Tally up the lines carrying the string "deux" and respond with only the resulting number.

┌──

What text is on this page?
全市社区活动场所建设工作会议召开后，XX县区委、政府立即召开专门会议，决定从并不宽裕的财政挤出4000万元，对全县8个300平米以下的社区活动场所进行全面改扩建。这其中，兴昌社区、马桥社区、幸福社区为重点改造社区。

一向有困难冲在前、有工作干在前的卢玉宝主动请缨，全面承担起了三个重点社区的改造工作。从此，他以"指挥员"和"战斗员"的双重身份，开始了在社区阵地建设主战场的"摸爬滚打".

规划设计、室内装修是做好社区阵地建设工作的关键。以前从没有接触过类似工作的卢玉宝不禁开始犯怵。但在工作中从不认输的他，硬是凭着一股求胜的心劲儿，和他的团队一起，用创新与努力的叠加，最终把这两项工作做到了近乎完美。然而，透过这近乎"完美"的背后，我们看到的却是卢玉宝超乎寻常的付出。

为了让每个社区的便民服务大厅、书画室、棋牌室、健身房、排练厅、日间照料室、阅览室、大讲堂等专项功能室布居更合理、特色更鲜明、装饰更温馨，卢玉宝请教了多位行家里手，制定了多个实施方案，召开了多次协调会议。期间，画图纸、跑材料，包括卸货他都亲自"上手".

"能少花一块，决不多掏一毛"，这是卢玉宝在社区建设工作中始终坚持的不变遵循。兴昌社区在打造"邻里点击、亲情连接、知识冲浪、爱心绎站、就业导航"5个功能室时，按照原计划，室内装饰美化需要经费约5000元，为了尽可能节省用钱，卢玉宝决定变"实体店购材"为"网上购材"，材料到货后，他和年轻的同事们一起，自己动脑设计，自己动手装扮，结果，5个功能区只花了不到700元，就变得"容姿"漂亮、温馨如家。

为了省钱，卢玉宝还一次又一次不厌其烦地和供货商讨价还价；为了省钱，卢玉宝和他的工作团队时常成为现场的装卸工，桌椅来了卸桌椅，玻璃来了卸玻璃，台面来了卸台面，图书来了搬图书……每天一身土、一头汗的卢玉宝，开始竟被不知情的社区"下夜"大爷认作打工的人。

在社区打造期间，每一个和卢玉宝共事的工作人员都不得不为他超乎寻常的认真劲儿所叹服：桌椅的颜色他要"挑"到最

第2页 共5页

└──
┌──

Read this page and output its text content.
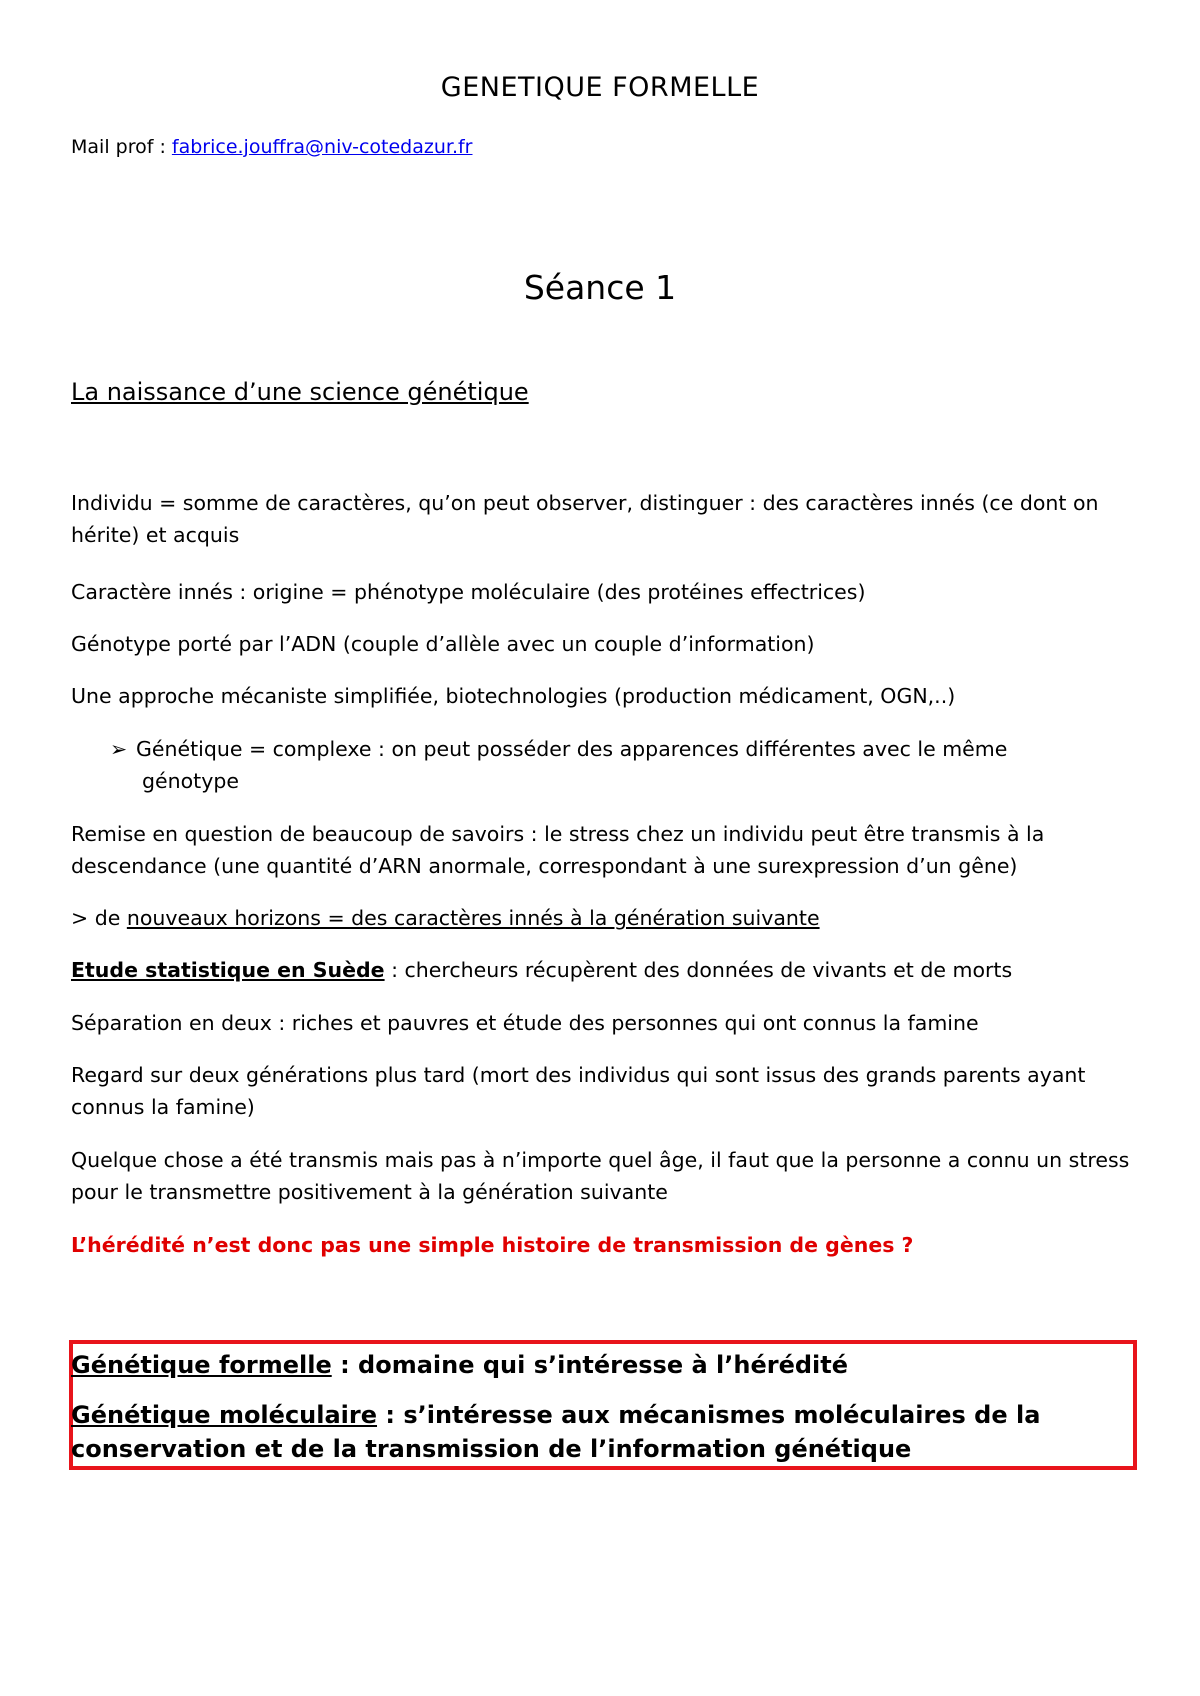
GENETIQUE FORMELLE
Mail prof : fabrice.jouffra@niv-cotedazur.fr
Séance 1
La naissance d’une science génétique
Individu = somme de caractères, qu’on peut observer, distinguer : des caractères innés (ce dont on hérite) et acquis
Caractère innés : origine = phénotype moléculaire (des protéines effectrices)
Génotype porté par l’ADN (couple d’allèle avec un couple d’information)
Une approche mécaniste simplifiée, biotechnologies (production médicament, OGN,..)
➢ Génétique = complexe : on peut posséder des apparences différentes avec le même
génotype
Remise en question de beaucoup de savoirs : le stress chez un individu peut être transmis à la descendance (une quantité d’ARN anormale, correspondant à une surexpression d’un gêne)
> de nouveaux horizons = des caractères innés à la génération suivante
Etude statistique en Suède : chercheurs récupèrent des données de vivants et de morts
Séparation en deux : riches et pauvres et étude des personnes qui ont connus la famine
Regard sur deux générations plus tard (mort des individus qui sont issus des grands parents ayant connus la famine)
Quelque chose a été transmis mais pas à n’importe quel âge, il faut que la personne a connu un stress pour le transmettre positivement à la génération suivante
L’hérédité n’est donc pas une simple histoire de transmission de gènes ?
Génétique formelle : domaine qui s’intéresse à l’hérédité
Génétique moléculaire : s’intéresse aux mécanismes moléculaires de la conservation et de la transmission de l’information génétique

└──
┌──

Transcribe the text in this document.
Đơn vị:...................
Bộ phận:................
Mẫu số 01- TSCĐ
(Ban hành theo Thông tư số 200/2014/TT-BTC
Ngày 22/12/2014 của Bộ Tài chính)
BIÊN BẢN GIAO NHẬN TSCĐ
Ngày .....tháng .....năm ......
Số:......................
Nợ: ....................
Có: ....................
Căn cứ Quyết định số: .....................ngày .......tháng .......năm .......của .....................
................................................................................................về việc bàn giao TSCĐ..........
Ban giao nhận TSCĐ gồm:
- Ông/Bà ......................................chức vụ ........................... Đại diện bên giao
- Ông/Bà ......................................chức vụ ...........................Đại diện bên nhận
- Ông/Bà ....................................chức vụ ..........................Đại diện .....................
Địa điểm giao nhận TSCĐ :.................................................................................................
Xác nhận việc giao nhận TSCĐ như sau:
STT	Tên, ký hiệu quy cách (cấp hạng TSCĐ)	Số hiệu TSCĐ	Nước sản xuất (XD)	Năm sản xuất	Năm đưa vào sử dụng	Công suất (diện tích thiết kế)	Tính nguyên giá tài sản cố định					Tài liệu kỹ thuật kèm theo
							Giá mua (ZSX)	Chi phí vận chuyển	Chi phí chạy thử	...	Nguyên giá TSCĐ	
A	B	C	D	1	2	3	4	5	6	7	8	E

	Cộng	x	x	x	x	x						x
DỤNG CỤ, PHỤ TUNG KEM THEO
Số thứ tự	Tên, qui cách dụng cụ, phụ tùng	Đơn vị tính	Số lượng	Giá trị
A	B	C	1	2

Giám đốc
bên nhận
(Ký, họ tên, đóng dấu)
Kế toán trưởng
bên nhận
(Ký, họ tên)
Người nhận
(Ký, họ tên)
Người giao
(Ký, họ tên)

└──

Exercise answer: 2